Task details - From the data that follows, report how many lines hold the string "Class", giving only the number.

Task material -
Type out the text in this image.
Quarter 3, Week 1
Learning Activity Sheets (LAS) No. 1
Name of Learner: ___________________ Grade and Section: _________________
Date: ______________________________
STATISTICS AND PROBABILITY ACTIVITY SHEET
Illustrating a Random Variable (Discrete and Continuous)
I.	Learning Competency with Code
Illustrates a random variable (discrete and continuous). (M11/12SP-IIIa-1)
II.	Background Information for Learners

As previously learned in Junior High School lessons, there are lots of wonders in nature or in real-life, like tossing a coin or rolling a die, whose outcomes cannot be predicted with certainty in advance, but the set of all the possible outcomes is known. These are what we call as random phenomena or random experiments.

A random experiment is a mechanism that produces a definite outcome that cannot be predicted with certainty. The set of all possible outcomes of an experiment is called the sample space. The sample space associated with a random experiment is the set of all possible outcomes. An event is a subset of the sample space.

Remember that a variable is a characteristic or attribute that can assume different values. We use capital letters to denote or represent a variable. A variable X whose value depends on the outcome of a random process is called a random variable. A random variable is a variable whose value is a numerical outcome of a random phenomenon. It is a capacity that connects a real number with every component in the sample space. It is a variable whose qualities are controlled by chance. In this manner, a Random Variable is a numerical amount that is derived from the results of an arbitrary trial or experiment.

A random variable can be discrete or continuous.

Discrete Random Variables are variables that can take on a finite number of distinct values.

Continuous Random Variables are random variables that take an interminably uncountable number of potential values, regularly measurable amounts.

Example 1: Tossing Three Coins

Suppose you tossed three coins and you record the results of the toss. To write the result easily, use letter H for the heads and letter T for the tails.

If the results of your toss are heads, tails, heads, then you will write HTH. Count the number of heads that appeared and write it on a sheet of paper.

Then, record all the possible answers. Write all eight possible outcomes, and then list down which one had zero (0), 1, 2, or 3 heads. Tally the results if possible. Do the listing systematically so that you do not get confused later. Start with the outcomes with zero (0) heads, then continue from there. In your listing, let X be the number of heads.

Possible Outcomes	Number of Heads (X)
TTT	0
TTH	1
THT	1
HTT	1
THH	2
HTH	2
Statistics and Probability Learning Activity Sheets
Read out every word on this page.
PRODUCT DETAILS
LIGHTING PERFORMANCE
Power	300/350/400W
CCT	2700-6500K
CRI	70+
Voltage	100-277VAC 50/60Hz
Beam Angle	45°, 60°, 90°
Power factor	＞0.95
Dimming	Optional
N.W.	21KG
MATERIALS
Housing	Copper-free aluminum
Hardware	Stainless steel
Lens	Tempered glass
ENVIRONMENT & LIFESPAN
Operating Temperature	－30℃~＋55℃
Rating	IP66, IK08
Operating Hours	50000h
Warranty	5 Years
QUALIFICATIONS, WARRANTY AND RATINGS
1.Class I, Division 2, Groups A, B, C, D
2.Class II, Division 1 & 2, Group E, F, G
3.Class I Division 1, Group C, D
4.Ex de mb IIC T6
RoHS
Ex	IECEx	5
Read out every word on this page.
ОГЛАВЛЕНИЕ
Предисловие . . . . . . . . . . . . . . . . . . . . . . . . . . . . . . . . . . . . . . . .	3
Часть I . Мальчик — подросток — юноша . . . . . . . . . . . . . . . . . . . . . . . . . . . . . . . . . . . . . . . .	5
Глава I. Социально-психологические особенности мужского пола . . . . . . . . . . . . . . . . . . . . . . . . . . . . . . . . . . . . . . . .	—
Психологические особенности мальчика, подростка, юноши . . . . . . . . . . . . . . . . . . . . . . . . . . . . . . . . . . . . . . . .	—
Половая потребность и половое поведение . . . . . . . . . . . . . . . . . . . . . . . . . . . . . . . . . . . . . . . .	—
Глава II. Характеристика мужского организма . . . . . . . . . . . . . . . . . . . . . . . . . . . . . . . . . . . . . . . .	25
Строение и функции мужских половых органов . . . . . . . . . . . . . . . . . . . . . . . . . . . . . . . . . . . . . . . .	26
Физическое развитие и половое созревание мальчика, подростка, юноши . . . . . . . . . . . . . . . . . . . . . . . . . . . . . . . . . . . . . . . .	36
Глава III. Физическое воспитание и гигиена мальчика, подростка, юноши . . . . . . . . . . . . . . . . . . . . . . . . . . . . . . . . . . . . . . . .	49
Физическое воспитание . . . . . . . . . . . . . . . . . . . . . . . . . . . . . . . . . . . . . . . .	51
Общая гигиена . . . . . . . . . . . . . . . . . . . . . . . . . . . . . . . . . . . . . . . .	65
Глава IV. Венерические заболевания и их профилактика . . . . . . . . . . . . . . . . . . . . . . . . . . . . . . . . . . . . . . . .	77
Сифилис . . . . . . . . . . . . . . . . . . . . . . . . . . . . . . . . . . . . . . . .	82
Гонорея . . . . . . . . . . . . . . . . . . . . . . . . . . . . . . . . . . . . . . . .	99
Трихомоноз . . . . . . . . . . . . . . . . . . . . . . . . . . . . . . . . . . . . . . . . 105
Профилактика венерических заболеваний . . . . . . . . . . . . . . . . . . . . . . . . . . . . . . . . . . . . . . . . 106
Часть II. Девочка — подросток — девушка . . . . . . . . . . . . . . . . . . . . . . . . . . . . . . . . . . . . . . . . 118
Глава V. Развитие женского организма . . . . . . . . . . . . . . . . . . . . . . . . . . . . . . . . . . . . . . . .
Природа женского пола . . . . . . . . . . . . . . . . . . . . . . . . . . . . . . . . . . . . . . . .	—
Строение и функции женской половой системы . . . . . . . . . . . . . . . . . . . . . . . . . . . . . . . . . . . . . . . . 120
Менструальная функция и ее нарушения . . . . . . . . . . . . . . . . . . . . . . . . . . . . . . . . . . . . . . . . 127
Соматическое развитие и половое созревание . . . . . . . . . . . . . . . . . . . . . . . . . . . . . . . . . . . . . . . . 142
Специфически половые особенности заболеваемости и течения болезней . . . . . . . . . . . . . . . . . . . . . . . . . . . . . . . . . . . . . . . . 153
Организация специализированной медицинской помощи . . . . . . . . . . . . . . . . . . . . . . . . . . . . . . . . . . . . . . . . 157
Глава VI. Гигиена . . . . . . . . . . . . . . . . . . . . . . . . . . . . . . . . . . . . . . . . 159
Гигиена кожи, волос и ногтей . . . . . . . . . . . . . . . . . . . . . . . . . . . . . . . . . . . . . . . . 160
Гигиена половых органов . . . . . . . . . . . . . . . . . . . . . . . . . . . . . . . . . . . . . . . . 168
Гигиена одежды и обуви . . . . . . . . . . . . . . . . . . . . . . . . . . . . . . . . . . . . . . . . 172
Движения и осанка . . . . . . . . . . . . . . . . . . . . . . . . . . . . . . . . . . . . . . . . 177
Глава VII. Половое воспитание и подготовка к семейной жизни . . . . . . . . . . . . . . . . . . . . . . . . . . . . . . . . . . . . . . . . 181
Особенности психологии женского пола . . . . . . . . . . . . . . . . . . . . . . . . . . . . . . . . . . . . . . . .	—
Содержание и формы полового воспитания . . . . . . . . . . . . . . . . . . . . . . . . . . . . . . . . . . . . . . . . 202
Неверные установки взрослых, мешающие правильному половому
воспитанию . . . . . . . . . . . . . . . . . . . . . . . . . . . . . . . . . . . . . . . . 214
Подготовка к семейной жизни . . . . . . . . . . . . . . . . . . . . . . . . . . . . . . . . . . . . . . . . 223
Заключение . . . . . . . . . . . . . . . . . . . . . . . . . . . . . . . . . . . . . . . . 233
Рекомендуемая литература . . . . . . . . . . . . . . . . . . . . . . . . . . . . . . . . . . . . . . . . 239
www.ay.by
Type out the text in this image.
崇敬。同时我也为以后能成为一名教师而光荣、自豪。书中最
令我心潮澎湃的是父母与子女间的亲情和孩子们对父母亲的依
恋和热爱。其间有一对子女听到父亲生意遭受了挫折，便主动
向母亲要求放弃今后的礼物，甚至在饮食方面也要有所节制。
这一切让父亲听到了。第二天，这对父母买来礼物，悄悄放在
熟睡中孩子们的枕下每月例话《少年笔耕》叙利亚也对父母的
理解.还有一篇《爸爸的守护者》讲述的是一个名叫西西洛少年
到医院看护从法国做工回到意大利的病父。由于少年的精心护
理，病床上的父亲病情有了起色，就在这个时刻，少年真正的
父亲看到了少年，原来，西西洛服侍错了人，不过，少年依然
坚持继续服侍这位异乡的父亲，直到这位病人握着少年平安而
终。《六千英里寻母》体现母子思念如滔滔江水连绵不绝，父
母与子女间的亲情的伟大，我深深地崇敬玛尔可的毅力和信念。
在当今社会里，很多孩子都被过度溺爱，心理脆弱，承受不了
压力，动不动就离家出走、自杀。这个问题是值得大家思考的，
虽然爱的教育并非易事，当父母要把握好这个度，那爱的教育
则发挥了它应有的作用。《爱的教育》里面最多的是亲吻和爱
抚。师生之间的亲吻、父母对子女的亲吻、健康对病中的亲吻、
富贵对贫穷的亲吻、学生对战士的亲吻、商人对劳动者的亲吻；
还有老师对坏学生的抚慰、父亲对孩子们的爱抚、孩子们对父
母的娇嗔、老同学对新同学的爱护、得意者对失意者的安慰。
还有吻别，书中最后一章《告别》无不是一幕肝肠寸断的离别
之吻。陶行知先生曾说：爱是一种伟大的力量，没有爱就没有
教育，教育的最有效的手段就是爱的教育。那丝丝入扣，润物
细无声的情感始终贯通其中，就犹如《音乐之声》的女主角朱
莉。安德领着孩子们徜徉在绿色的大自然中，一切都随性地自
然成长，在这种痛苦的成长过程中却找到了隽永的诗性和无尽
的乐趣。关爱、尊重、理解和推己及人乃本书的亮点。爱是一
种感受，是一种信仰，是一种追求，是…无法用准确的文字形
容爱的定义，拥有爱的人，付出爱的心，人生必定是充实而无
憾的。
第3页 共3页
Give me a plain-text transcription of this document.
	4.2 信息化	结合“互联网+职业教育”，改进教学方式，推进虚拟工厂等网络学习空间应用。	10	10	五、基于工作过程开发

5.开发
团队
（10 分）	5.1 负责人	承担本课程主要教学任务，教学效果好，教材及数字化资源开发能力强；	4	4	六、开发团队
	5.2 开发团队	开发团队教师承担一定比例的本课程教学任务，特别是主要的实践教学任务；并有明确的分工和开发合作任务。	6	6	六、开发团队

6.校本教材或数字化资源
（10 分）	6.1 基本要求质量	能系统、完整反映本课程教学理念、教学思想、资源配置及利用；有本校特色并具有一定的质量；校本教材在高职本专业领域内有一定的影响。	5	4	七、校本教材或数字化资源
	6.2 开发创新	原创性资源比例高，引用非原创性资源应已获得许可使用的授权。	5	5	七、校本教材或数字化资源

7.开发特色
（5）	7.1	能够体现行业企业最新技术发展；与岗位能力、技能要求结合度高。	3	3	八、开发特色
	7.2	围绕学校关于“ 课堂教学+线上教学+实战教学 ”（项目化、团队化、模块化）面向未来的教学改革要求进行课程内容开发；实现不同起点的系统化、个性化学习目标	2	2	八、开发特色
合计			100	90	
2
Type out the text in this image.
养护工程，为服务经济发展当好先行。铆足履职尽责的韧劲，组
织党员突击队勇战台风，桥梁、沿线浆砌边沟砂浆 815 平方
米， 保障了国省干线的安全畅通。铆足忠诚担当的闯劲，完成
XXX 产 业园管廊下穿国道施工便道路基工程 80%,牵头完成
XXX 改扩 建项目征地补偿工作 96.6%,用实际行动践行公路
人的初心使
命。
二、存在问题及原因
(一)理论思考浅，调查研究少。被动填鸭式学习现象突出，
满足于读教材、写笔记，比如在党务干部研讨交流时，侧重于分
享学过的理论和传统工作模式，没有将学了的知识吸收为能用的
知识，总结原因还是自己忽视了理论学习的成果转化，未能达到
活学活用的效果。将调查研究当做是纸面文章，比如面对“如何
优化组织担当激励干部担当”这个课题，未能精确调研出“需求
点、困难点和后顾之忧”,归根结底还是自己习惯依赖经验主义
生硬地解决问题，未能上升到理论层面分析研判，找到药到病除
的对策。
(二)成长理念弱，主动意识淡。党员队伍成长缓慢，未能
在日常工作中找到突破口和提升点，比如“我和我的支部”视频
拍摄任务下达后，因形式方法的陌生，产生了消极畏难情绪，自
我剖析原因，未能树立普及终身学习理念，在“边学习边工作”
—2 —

Response for this exercise - 3